**YOUR INSTRUCTIONS:** Write out each line exactly as given. Leave the pictures out of your copy.

**MATERIAL SUPPLIED:**
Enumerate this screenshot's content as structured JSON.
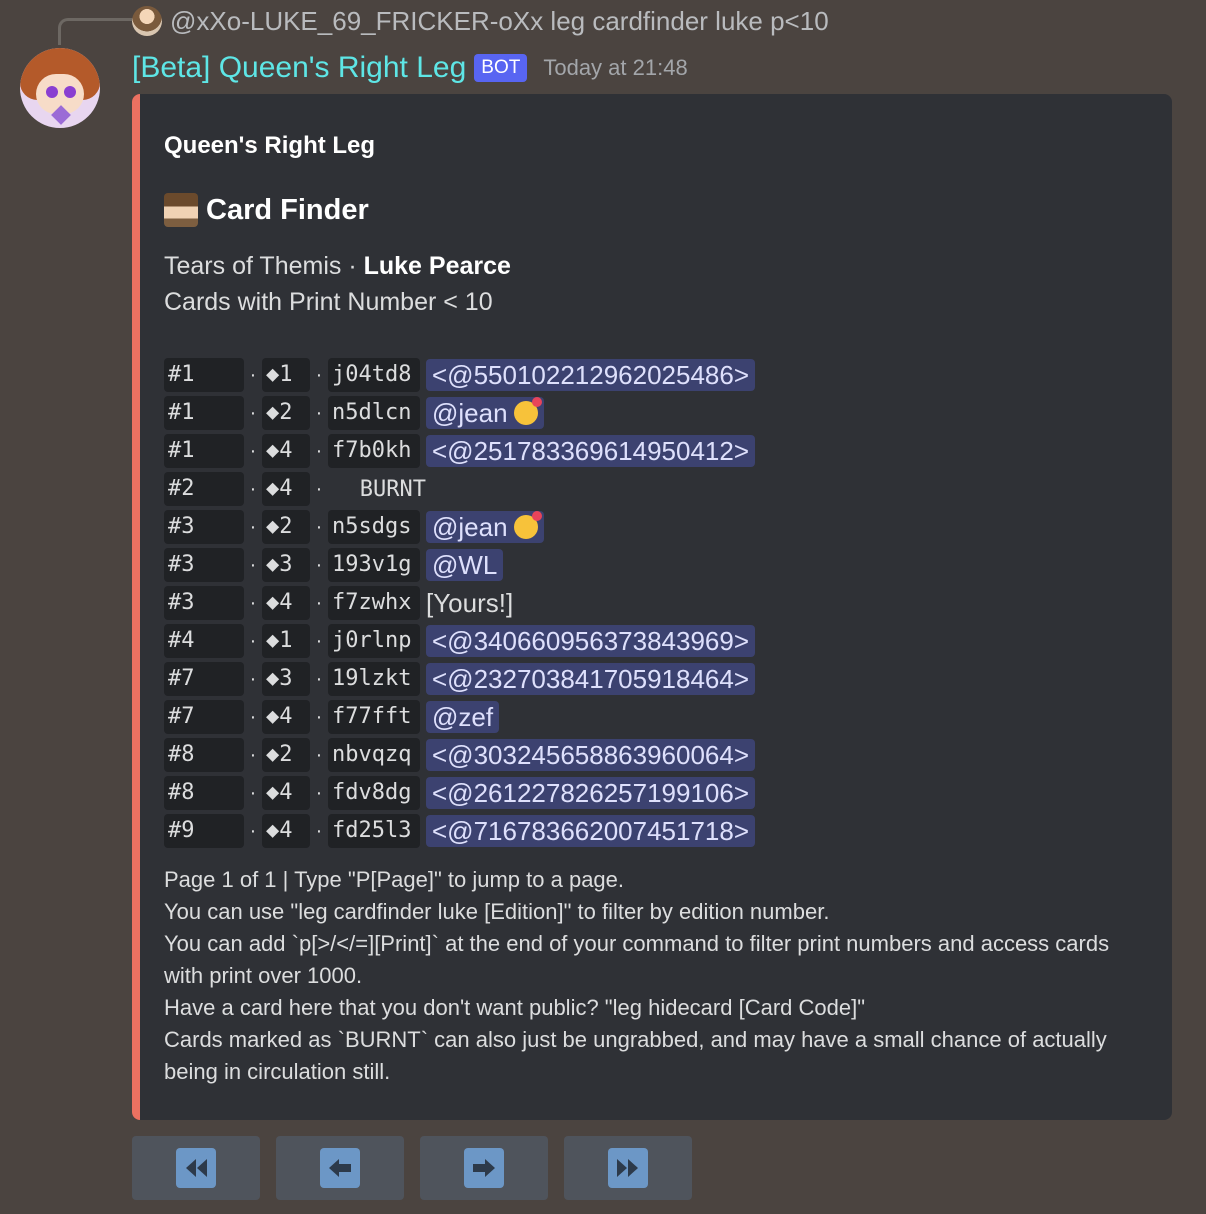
{
  "reply": {
    "text": "@xXo-LUKE_69_FRICKER-oXx leg cardfinder luke p<10"
  },
  "message": {
    "author": "[Beta] Queen's Right Leg",
    "bot_tag": "BOT",
    "timestamp": "Today at 21:48"
  },
  "embed": {
    "accent_color": "#ec7161",
    "author": "Queen's Right Leg",
    "title": "Card Finder",
    "desc_series": "Tears of Themis · ",
    "desc_character": "Luke Pearce",
    "desc_filter": "Cards with Print Number < 10",
    "rows": [
      {
        "num": "#1",
        "edition": "◆1",
        "code": "j04td8",
        "owner": "<@550102212962025486>",
        "type": "mention"
      },
      {
        "num": "#1",
        "edition": "◆2",
        "code": "n5dlcn",
        "owner": "@jean",
        "type": "mention-emoji"
      },
      {
        "num": "#1",
        "edition": "◆4",
        "code": "f7b0kh",
        "owner": "<@251783369614950412>",
        "type": "mention"
      },
      {
        "num": "#2",
        "edition": "◆4",
        "code": "BURNT",
        "owner": "",
        "type": "burnt"
      },
      {
        "num": "#3",
        "edition": "◆2",
        "code": "n5sdgs",
        "owner": "@jean",
        "type": "mention-emoji"
      },
      {
        "num": "#3",
        "edition": "◆3",
        "code": "193v1g",
        "owner": "@WL",
        "type": "mention"
      },
      {
        "num": "#3",
        "edition": "◆4",
        "code": "f7zwhx",
        "owner": "[Yours!]",
        "type": "plain"
      },
      {
        "num": "#4",
        "edition": "◆1",
        "code": "j0rlnp",
        "owner": "<@340660956373843969>",
        "type": "mention"
      },
      {
        "num": "#7",
        "edition": "◆3",
        "code": "19lzkt",
        "owner": "<@232703841705918464>",
        "type": "mention"
      },
      {
        "num": "#7",
        "edition": "◆4",
        "code": "f77fft",
        "owner": "@zef",
        "type": "mention"
      },
      {
        "num": "#8",
        "edition": "◆2",
        "code": "nbvqzq",
        "owner": "<@303245658863960064>",
        "type": "mention"
      },
      {
        "num": "#8",
        "edition": "◆4",
        "code": "fdv8dg",
        "owner": "<@261227826257199106>",
        "type": "mention"
      },
      {
        "num": "#9",
        "edition": "◆4",
        "code": "fd25l3",
        "owner": "<@716783662007451718>",
        "type": "mention"
      }
    ],
    "footer": [
      "Page 1 of 1 | Type \"P[Page]\" to jump to a page.",
      "You can use \"leg cardfinder luke [Edition]\" to filter by edition number.",
      "You can add `p[>/</=][Print]` at the end of your command to filter print numbers and access cards with print over 1000.",
      "Have a card here that you don't want public? \"leg hidecard [Card Code]\"",
      "Cards marked as `BURNT` can also just be ungrabbed, and may have a small chance of actually being in circulation still."
    ]
  },
  "buttons": [
    {
      "name": "first-page-button",
      "icon": "rewind-icon"
    },
    {
      "name": "previous-page-button",
      "icon": "arrow-left-icon"
    },
    {
      "name": "next-page-button",
      "icon": "arrow-right-icon"
    },
    {
      "name": "last-page-button",
      "icon": "fast-forward-icon"
    }
  ]
}
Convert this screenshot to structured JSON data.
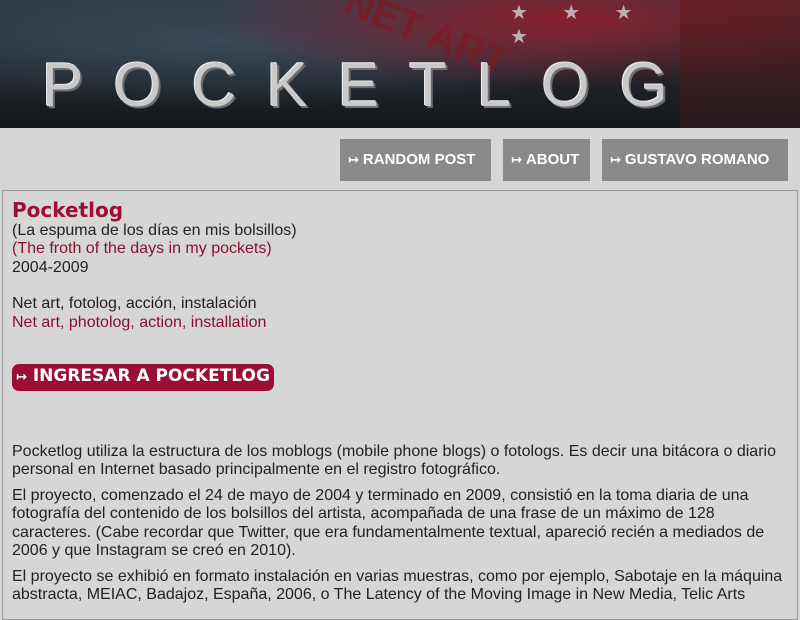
{
  "banner": {
    "logo_text": "POCKETLOG",
    "background_word": "NET ART",
    "stars": "★ ★ ★ ★"
  },
  "nav": {
    "arrow": "↦",
    "items": [
      {
        "label": "RANDOM POST"
      },
      {
        "label": "ABOUT"
      },
      {
        "label": "GUSTAVO ROMANO"
      }
    ]
  },
  "main": {
    "title": "Pocketlog",
    "subtitle_es": "(La espuma de los días en mis bolsillos)",
    "subtitle_en": "(The froth of the days in my pockets)",
    "years": "2004-2009",
    "tags_es": "Net art, fotolog, acción, instalación",
    "tags_en": "Net art, photolog, action, installation",
    "enter_button": "INGRESAR A POCKETLOG",
    "paragraphs": [
      "Pocketlog utiliza la estructura de los moblogs (mobile phone blogs) o fotologs. Es decir una bitácora o diario personal en Internet basado principalmente en el registro fotográfico.",
      "El proyecto, comenzado el 24 de mayo de 2004 y terminado en 2009, consistió en la toma diaria de una fotografía del contenido de los bolsillos del artista, acompañada de una frase de un máximo de 128 caracteres. (Cabe recordar que Twitter, que era fundamentalmente textual, apareció recién a mediados de 2006 y que Instagram se creó en 2010).",
      "El proyecto se exhibió en formato instalación en varias muestras, como por ejemplo, Sabotaje en la máquina abstracta, MEIAC, Badajoz, España, 2006, o The Latency of the Moving Image in New Media, Telic Arts"
    ]
  },
  "colors": {
    "accent": "#9b0f36",
    "nav_button": "#8a8a8a",
    "page_bg": "#d6d6d6"
  }
}
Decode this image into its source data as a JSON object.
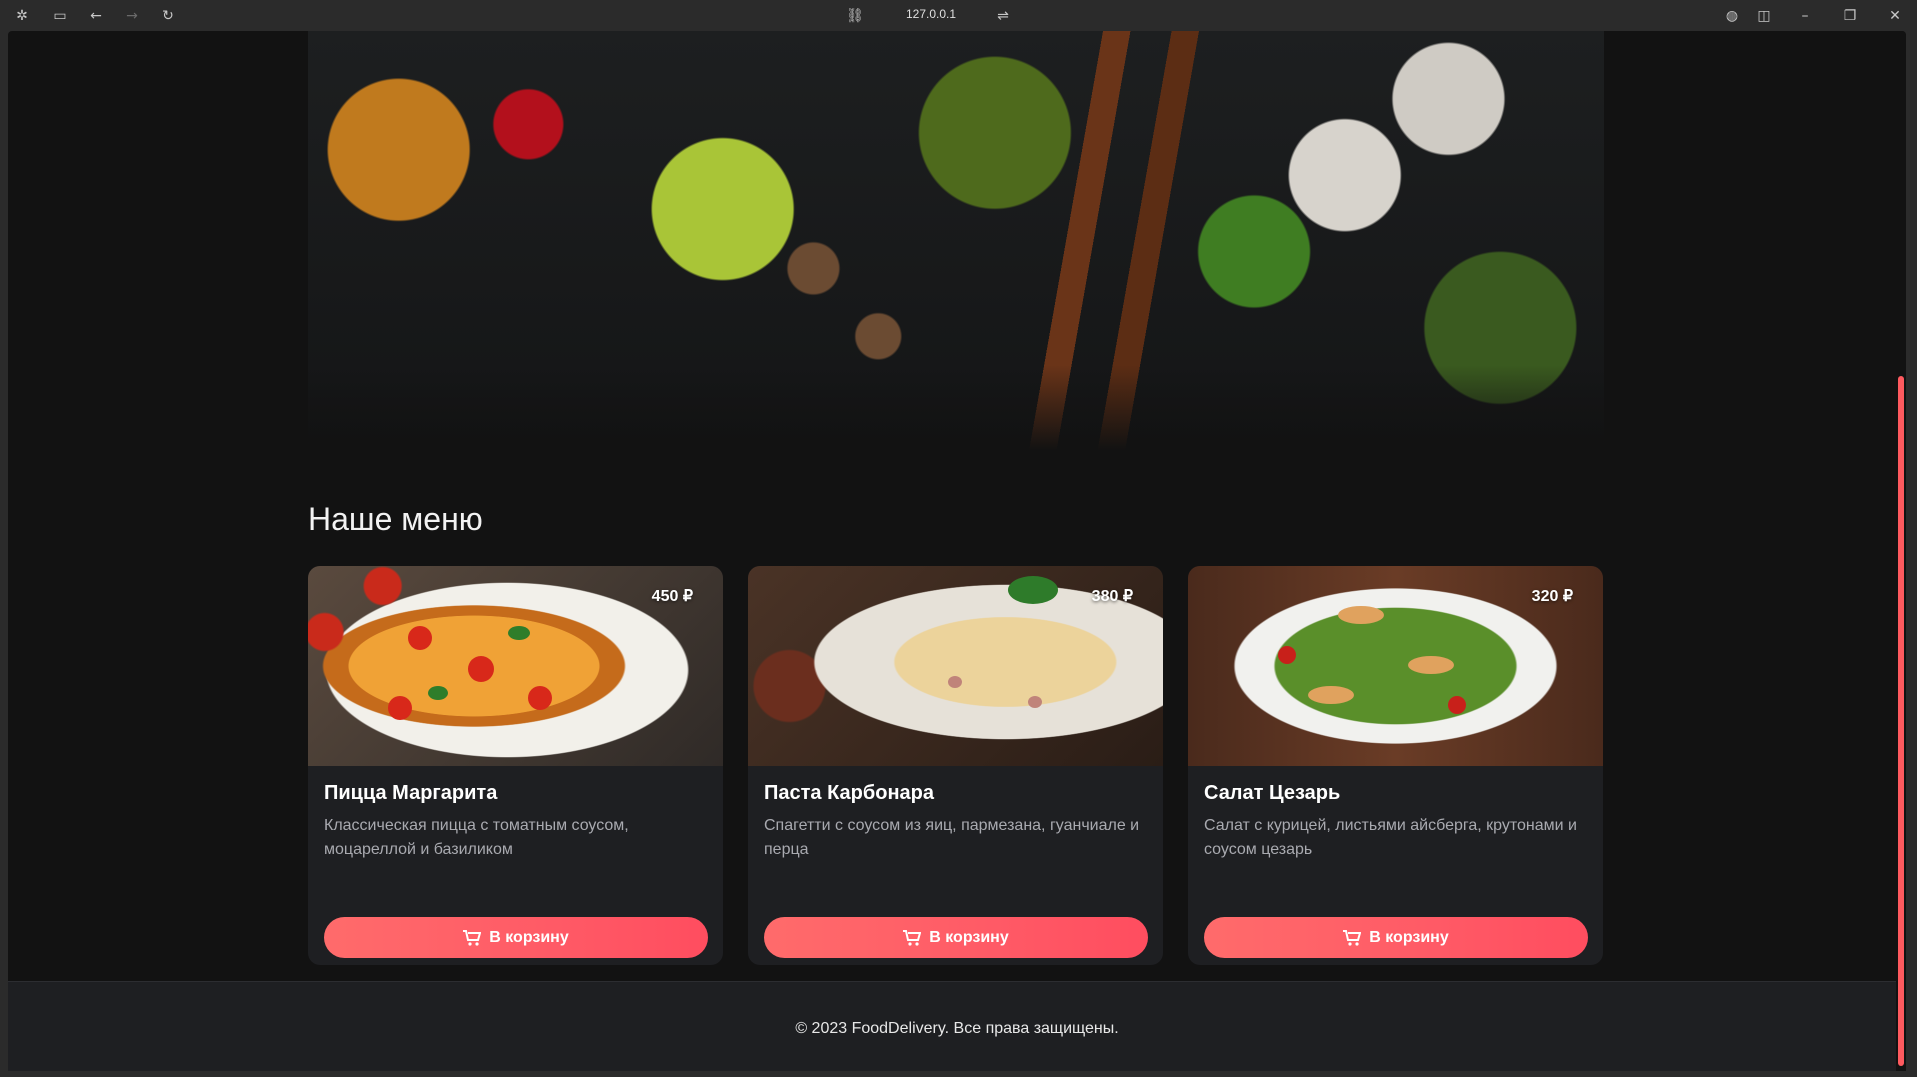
{
  "browser": {
    "url": "127.0.0.1",
    "icons": [
      "app-icon",
      "sidebar-icon",
      "back-icon",
      "forward-icon",
      "reload-icon",
      "link-icon",
      "tune-icon",
      "globe-icon",
      "split-view-icon",
      "minimize-icon",
      "restore-icon",
      "close-icon"
    ]
  },
  "main": {
    "section_title": "Наше меню",
    "add_to_cart_label": "В корзину",
    "items": [
      {
        "name": "Пицца Маргарита",
        "description": "Классическая пицца с томатным соусом, моцареллой и базиликом",
        "price": "450 ₽",
        "image": "pizza-photo"
      },
      {
        "name": "Паста Карбонара",
        "description": "Спагетти с соусом из яиц, пармезана, гуанчиале и перца",
        "price": "380 ₽",
        "image": "pasta-photo"
      },
      {
        "name": "Салат Цезарь",
        "description": "Салат с курицей, листьями айсберга, крутонами и соусом цезарь",
        "price": "320 ₽",
        "image": "salad-photo"
      }
    ]
  },
  "footer": {
    "text": "© 2023 FoodDelivery. Все права защищены."
  },
  "colors": {
    "accent": "#ff5a5f",
    "background": "#121212",
    "card": "#1e1f22"
  }
}
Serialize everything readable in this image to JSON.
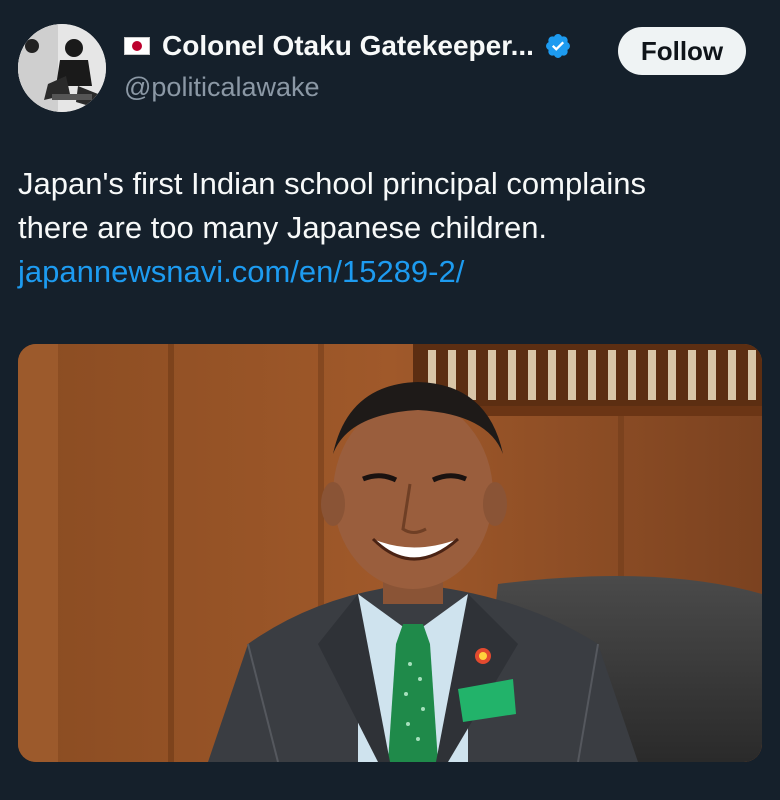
{
  "author": {
    "flag": "japan-flag",
    "display_name": "Colonel Otaku Gatekeeper...",
    "handle": "@politicalawake",
    "verified": true
  },
  "actions": {
    "follow_label": "Follow"
  },
  "tweet": {
    "text_line1": "Japan's first Indian school principal complains",
    "text_line2": "there are too many Japanese children.",
    "link": "japannewsnavi.com/en/15289-2/"
  },
  "media": {
    "subject": "photo-of-smiling-man-in-suit-and-green-tie"
  },
  "colors": {
    "background": "#15202b",
    "text": "#f7f9f9",
    "secondary_text": "#8b98a5",
    "link": "#1d9bf0",
    "verified_badge": "#1d9bf0",
    "follow_button_bg": "#eff3f4"
  }
}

**CORRECT RESPONSE:**
Enumerate this screenshot's content as structured JSON.
{
  "reply": {
    "text": "@xXo-LUKE_69_FRICKER-oXx leg cardfinder luke p<10"
  },
  "message": {
    "author": "[Beta] Queen's Right Leg",
    "bot_tag": "BOT",
    "timestamp": "Today at 21:48"
  },
  "embed": {
    "accent_color": "#ec7161",
    "author": "Queen's Right Leg",
    "title": "Card Finder",
    "desc_series": "Tears of Themis · ",
    "desc_character": "Luke Pearce",
    "desc_filter": "Cards with Print Number < 10",
    "rows": [
      {
        "num": "#1",
        "edition": "◆1",
        "code": "j04td8",
        "owner": "<@550102212962025486>",
        "type": "mention"
      },
      {
        "num": "#1",
        "edition": "◆2",
        "code": "n5dlcn",
        "owner": "@jean",
        "type": "mention-emoji"
      },
      {
        "num": "#1",
        "edition": "◆4",
        "code": "f7b0kh",
        "owner": "<@251783369614950412>",
        "type": "mention"
      },
      {
        "num": "#2",
        "edition": "◆4",
        "code": "BURNT",
        "owner": "",
        "type": "burnt"
      },
      {
        "num": "#3",
        "edition": "◆2",
        "code": "n5sdgs",
        "owner": "@jean",
        "type": "mention-emoji"
      },
      {
        "num": "#3",
        "edition": "◆3",
        "code": "193v1g",
        "owner": "@WL",
        "type": "mention"
      },
      {
        "num": "#3",
        "edition": "◆4",
        "code": "f7zwhx",
        "owner": "[Yours!]",
        "type": "plain"
      },
      {
        "num": "#4",
        "edition": "◆1",
        "code": "j0rlnp",
        "owner": "<@340660956373843969>",
        "type": "mention"
      },
      {
        "num": "#7",
        "edition": "◆3",
        "code": "19lzkt",
        "owner": "<@232703841705918464>",
        "type": "mention"
      },
      {
        "num": "#7",
        "edition": "◆4",
        "code": "f77fft",
        "owner": "@zef",
        "type": "mention"
      },
      {
        "num": "#8",
        "edition": "◆2",
        "code": "nbvqzq",
        "owner": "<@303245658863960064>",
        "type": "mention"
      },
      {
        "num": "#8",
        "edition": "◆4",
        "code": "fdv8dg",
        "owner": "<@261227826257199106>",
        "type": "mention"
      },
      {
        "num": "#9",
        "edition": "◆4",
        "code": "fd25l3",
        "owner": "<@716783662007451718>",
        "type": "mention"
      }
    ],
    "footer": [
      "Page 1 of 1 | Type \"P[Page]\" to jump to a page.",
      "You can use \"leg cardfinder luke [Edition]\" to filter by edition number.",
      "You can add `p[>/</=][Print]` at the end of your command to filter print numbers and access cards with print over 1000.",
      "Have a card here that you don't want public? \"leg hidecard [Card Code]\"",
      "Cards marked as `BURNT` can also just be ungrabbed, and may have a small chance of actually being in circulation still."
    ]
  },
  "buttons": [
    {
      "name": "first-page-button",
      "icon": "rewind-icon"
    },
    {
      "name": "previous-page-button",
      "icon": "arrow-left-icon"
    },
    {
      "name": "next-page-button",
      "icon": "arrow-right-icon"
    },
    {
      "name": "last-page-button",
      "icon": "fast-forward-icon"
    }
  ]
}
Convert this screenshot to structured JSON data.
{
  "banner": {
    "logo_text": "POCKETLOG",
    "background_word": "NET ART",
    "stars": "★ ★ ★ ★"
  },
  "nav": {
    "arrow": "↦",
    "items": [
      {
        "label": "RANDOM POST"
      },
      {
        "label": "ABOUT"
      },
      {
        "label": "GUSTAVO ROMANO"
      }
    ]
  },
  "main": {
    "title": "Pocketlog",
    "subtitle_es": "(La espuma de los días en mis bolsillos)",
    "subtitle_en": "(The froth of the days in my pockets)",
    "years": "2004-2009",
    "tags_es": "Net art, fotolog, acción, instalación",
    "tags_en": "Net art, photolog, action, installation",
    "enter_button": "INGRESAR A POCKETLOG",
    "paragraphs": [
      "Pocketlog utiliza la estructura de los moblogs (mobile phone blogs) o fotologs. Es decir una bitácora o diario personal en Internet basado principalmente en el registro fotográfico.",
      "El proyecto, comenzado el 24 de mayo de 2004 y terminado en 2009, consistió en la toma diaria de una fotografía del contenido de los bolsillos del artista, acompañada de una frase de un máximo de 128 caracteres. (Cabe recordar que Twitter, que era fundamentalmente textual, apareció recién a mediados de 2006 y que Instagram se creó en 2010).",
      "El proyecto se exhibió en formato instalación en varias muestras, como por ejemplo, Sabotaje en la máquina abstracta, MEIAC, Badajoz, España, 2006, o The Latency of the Moving Image in New Media, Telic Arts"
    ]
  },
  "colors": {
    "accent": "#9b0f36",
    "nav_button": "#8a8a8a",
    "page_bg": "#d6d6d6"
  }
}
Decode this image into its source data as a JSON object.
{
  "browser": {
    "url": "127.0.0.1",
    "icons": [
      "app-icon",
      "sidebar-icon",
      "back-icon",
      "forward-icon",
      "reload-icon",
      "link-icon",
      "tune-icon",
      "globe-icon",
      "split-view-icon",
      "minimize-icon",
      "restore-icon",
      "close-icon"
    ]
  },
  "main": {
    "section_title": "Наше меню",
    "add_to_cart_label": "В корзину",
    "items": [
      {
        "name": "Пицца Маргарита",
        "description": "Классическая пицца с томатным соусом, моцареллой и базиликом",
        "price": "450 ₽",
        "image": "pizza-photo"
      },
      {
        "name": "Паста Карбонара",
        "description": "Спагетти с соусом из яиц, пармезана, гуанчиале и перца",
        "price": "380 ₽",
        "image": "pasta-photo"
      },
      {
        "name": "Салат Цезарь",
        "description": "Салат с курицей, листьями айсберга, крутонами и соусом цезарь",
        "price": "320 ₽",
        "image": "salad-photo"
      }
    ]
  },
  "footer": {
    "text": "© 2023 FoodDelivery. Все права защищены."
  },
  "colors": {
    "accent": "#ff5a5f",
    "background": "#121212",
    "card": "#1e1f22"
  }
}
Serialize everything readable in this image to JSON.
{
  "author": {
    "flag": "japan-flag",
    "display_name": "Colonel Otaku Gatekeeper...",
    "handle": "@politicalawake",
    "verified": true
  },
  "actions": {
    "follow_label": "Follow"
  },
  "tweet": {
    "text_line1": "Japan's first Indian school principal complains",
    "text_line2": "there are too many Japanese children.",
    "link": "japannewsnavi.com/en/15289-2/"
  },
  "media": {
    "subject": "photo-of-smiling-man-in-suit-and-green-tie"
  },
  "colors": {
    "background": "#15202b",
    "text": "#f7f9f9",
    "secondary_text": "#8b98a5",
    "link": "#1d9bf0",
    "verified_badge": "#1d9bf0",
    "follow_button_bg": "#eff3f4"
  }
}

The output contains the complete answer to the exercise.